:: Records shown
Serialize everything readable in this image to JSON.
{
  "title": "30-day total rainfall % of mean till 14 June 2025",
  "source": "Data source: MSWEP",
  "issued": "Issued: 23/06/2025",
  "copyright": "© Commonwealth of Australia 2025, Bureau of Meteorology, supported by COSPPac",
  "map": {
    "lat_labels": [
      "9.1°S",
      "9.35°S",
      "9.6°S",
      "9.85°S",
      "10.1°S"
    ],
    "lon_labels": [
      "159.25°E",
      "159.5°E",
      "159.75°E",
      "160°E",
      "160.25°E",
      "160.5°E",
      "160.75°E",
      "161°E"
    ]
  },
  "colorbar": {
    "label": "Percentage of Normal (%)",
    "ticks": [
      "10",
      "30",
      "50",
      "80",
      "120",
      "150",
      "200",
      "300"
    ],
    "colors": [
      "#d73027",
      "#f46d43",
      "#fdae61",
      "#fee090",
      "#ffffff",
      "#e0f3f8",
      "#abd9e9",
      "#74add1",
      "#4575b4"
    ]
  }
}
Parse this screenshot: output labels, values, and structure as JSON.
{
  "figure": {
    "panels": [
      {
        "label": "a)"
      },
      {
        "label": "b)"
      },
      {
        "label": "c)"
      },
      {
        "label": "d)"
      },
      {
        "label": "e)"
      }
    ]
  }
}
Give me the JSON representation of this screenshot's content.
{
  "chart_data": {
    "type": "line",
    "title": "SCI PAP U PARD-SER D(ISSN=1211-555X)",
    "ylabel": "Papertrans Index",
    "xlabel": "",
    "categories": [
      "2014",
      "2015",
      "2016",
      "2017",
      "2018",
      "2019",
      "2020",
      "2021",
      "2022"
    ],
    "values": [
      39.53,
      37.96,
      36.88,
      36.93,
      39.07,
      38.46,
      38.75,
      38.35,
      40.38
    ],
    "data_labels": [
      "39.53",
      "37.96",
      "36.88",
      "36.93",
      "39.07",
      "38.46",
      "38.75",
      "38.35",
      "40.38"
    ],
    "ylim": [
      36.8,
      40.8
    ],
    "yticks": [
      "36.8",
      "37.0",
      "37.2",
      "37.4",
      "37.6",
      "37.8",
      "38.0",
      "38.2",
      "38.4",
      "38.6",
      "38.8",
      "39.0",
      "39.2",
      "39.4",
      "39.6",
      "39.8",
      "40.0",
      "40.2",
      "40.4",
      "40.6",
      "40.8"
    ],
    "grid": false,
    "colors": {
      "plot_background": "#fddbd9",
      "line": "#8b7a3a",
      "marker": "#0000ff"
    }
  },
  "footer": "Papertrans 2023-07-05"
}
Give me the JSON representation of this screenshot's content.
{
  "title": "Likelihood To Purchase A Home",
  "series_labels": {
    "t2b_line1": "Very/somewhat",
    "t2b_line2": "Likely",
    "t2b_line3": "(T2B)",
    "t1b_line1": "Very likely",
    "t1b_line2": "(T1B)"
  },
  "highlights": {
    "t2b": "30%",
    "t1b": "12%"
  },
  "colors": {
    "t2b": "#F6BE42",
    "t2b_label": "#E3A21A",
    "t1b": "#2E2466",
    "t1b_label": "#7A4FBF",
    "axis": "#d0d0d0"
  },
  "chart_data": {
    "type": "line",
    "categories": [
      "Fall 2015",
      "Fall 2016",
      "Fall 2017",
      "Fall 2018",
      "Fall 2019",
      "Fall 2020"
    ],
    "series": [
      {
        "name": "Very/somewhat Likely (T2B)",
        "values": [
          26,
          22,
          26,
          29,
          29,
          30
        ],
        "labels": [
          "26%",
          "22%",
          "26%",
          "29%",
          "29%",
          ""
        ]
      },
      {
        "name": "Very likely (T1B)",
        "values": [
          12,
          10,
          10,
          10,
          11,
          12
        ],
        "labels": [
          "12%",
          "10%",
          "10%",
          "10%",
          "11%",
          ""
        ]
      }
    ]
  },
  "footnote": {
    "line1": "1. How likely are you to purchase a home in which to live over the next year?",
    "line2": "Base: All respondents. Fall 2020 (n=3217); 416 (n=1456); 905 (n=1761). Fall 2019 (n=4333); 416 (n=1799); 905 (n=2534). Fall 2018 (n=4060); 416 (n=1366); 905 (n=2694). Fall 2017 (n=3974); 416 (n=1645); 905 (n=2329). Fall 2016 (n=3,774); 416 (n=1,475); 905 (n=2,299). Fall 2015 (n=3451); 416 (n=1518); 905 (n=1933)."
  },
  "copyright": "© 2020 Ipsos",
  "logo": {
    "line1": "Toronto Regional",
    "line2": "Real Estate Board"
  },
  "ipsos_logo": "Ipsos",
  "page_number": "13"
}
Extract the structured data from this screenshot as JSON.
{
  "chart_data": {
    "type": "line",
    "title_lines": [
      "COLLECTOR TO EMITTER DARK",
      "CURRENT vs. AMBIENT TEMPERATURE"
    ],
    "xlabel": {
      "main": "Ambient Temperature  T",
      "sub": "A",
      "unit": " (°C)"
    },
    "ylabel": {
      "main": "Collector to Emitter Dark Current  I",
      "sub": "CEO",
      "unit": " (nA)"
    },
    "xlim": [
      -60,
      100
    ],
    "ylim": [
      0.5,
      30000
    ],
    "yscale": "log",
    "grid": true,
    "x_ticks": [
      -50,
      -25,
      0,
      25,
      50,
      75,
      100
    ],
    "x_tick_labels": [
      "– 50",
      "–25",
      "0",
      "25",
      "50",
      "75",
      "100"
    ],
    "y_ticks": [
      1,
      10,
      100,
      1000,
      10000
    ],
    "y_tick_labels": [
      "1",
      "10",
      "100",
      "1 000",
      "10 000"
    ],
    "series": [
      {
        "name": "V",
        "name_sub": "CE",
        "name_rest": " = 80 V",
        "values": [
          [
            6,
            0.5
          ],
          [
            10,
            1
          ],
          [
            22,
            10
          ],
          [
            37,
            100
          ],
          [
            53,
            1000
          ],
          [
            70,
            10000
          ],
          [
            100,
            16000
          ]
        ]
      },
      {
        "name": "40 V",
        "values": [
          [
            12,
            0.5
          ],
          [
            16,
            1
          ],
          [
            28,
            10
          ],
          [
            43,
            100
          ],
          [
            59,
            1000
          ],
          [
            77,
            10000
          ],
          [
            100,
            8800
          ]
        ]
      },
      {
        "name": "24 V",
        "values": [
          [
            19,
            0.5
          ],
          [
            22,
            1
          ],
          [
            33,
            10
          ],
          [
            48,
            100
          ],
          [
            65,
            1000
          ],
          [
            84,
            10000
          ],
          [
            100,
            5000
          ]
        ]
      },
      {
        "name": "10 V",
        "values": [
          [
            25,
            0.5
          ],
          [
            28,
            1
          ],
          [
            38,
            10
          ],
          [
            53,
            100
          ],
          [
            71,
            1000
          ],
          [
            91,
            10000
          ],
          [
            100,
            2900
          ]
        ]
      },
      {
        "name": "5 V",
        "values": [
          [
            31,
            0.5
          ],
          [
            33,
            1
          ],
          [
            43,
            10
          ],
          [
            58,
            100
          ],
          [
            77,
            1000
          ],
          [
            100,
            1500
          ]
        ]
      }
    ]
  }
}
::::
Print all of the entries exactly as they are written.

Serialize everything readable in this image to JSON.
{
  "title": "30-day total rainfall % of mean till 14 June 2025",
  "source": "Data source: MSWEP",
  "issued": "Issued: 23/06/2025",
  "copyright": "© Commonwealth of Australia 2025, Bureau of Meteorology, supported by COSPPac",
  "map": {
    "lat_labels": [
      "9.1°S",
      "9.35°S",
      "9.6°S",
      "9.85°S",
      "10.1°S"
    ],
    "lon_labels": [
      "159.25°E",
      "159.5°E",
      "159.75°E",
      "160°E",
      "160.25°E",
      "160.5°E",
      "160.75°E",
      "161°E"
    ]
  },
  "colorbar": {
    "label": "Percentage of Normal (%)",
    "ticks": [
      "10",
      "30",
      "50",
      "80",
      "120",
      "150",
      "200",
      "300"
    ],
    "colors": [
      "#d73027",
      "#f46d43",
      "#fdae61",
      "#fee090",
      "#ffffff",
      "#e0f3f8",
      "#abd9e9",
      "#74add1",
      "#4575b4"
    ]
  }
}
Parse this screenshot: output labels, values, and structure as JSON.
{
  "figure": {
    "panels": [
      {
        "label": "a)"
      },
      {
        "label": "b)"
      },
      {
        "label": "c)"
      },
      {
        "label": "d)"
      },
      {
        "label": "e)"
      }
    ]
  }
}
Give me the JSON representation of this screenshot's content.
{
  "chart_data": {
    "type": "line",
    "title": "SCI PAP U PARD-SER D(ISSN=1211-555X)",
    "ylabel": "Papertrans Index",
    "xlabel": "",
    "categories": [
      "2014",
      "2015",
      "2016",
      "2017",
      "2018",
      "2019",
      "2020",
      "2021",
      "2022"
    ],
    "values": [
      39.53,
      37.96,
      36.88,
      36.93,
      39.07,
      38.46,
      38.75,
      38.35,
      40.38
    ],
    "data_labels": [
      "39.53",
      "37.96",
      "36.88",
      "36.93",
      "39.07",
      "38.46",
      "38.75",
      "38.35",
      "40.38"
    ],
    "ylim": [
      36.8,
      40.8
    ],
    "yticks": [
      "36.8",
      "37.0",
      "37.2",
      "37.4",
      "37.6",
      "37.8",
      "38.0",
      "38.2",
      "38.4",
      "38.6",
      "38.8",
      "39.0",
      "39.2",
      "39.4",
      "39.6",
      "39.8",
      "40.0",
      "40.2",
      "40.4",
      "40.6",
      "40.8"
    ],
    "grid": false,
    "colors": {
      "plot_background": "#fddbd9",
      "line": "#8b7a3a",
      "marker": "#0000ff"
    }
  },
  "footer": "Papertrans 2023-07-05"
}
Give me the JSON representation of this screenshot's content.
{
  "title": "Likelihood To Purchase A Home",
  "series_labels": {
    "t2b_line1": "Very/somewhat",
    "t2b_line2": "Likely",
    "t2b_line3": "(T2B)",
    "t1b_line1": "Very likely",
    "t1b_line2": "(T1B)"
  },
  "highlights": {
    "t2b": "30%",
    "t1b": "12%"
  },
  "colors": {
    "t2b": "#F6BE42",
    "t2b_label": "#E3A21A",
    "t1b": "#2E2466",
    "t1b_label": "#7A4FBF",
    "axis": "#d0d0d0"
  },
  "chart_data": {
    "type": "line",
    "categories": [
      "Fall 2015",
      "Fall 2016",
      "Fall 2017",
      "Fall 2018",
      "Fall 2019",
      "Fall 2020"
    ],
    "series": [
      {
        "name": "Very/somewhat Likely (T2B)",
        "values": [
          26,
          22,
          26,
          29,
          29,
          30
        ],
        "labels": [
          "26%",
          "22%",
          "26%",
          "29%",
          "29%",
          ""
        ]
      },
      {
        "name": "Very likely (T1B)",
        "values": [
          12,
          10,
          10,
          10,
          11,
          12
        ],
        "labels": [
          "12%",
          "10%",
          "10%",
          "10%",
          "11%",
          ""
        ]
      }
    ]
  },
  "footnote": {
    "line1": "1. How likely are you to purchase a home in which to live over the next year?",
    "line2": "Base: All respondents. Fall 2020 (n=3217); 416 (n=1456); 905 (n=1761). Fall 2019 (n=4333); 416 (n=1799); 905 (n=2534). Fall 2018 (n=4060); 416 (n=1366); 905 (n=2694). Fall 2017 (n=3974); 416 (n=1645); 905 (n=2329). Fall 2016 (n=3,774); 416 (n=1,475); 905 (n=2,299). Fall 2015 (n=3451); 416 (n=1518); 905 (n=1933)."
  },
  "copyright": "© 2020 Ipsos",
  "logo": {
    "line1": "Toronto Regional",
    "line2": "Real Estate Board"
  },
  "ipsos_logo": "Ipsos",
  "page_number": "13"
}
Extract the structured data from this screenshot as JSON.
{
  "chart_data": {
    "type": "line",
    "title_lines": [
      "COLLECTOR TO EMITTER DARK",
      "CURRENT vs. AMBIENT TEMPERATURE"
    ],
    "xlabel": {
      "main": "Ambient Temperature  T",
      "sub": "A",
      "unit": " (°C)"
    },
    "ylabel": {
      "main": "Collector to Emitter Dark Current  I",
      "sub": "CEO",
      "unit": " (nA)"
    },
    "xlim": [
      -60,
      100
    ],
    "ylim": [
      0.5,
      30000
    ],
    "yscale": "log",
    "grid": true,
    "x_ticks": [
      -50,
      -25,
      0,
      25,
      50,
      75,
      100
    ],
    "x_tick_labels": [
      "– 50",
      "–25",
      "0",
      "25",
      "50",
      "75",
      "100"
    ],
    "y_ticks": [
      1,
      10,
      100,
      1000,
      10000
    ],
    "y_tick_labels": [
      "1",
      "10",
      "100",
      "1 000",
      "10 000"
    ],
    "series": [
      {
        "name": "V",
        "name_sub": "CE",
        "name_rest": " = 80 V",
        "values": [
          [
            6,
            0.5
          ],
          [
            10,
            1
          ],
          [
            22,
            10
          ],
          [
            37,
            100
          ],
          [
            53,
            1000
          ],
          [
            70,
            10000
          ],
          [
            100,
            16000
          ]
        ]
      },
      {
        "name": "40 V",
        "values": [
          [
            12,
            0.5
          ],
          [
            16,
            1
          ],
          [
            28,
            10
          ],
          [
            43,
            100
          ],
          [
            59,
            1000
          ],
          [
            77,
            10000
          ],
          [
            100,
            8800
          ]
        ]
      },
      {
        "name": "24 V",
        "values": [
          [
            19,
            0.5
          ],
          [
            22,
            1
          ],
          [
            33,
            10
          ],
          [
            48,
            100
          ],
          [
            65,
            1000
          ],
          [
            84,
            10000
          ],
          [
            100,
            5000
          ]
        ]
      },
      {
        "name": "10 V",
        "values": [
          [
            25,
            0.5
          ],
          [
            28,
            1
          ],
          [
            38,
            10
          ],
          [
            53,
            100
          ],
          [
            71,
            1000
          ],
          [
            91,
            10000
          ],
          [
            100,
            2900
          ]
        ]
      },
      {
        "name": "5 V",
        "values": [
          [
            31,
            0.5
          ],
          [
            33,
            1
          ],
          [
            43,
            10
          ],
          [
            58,
            100
          ],
          [
            77,
            1000
          ],
          [
            100,
            1500
          ]
        ]
      }
    ]
  }
}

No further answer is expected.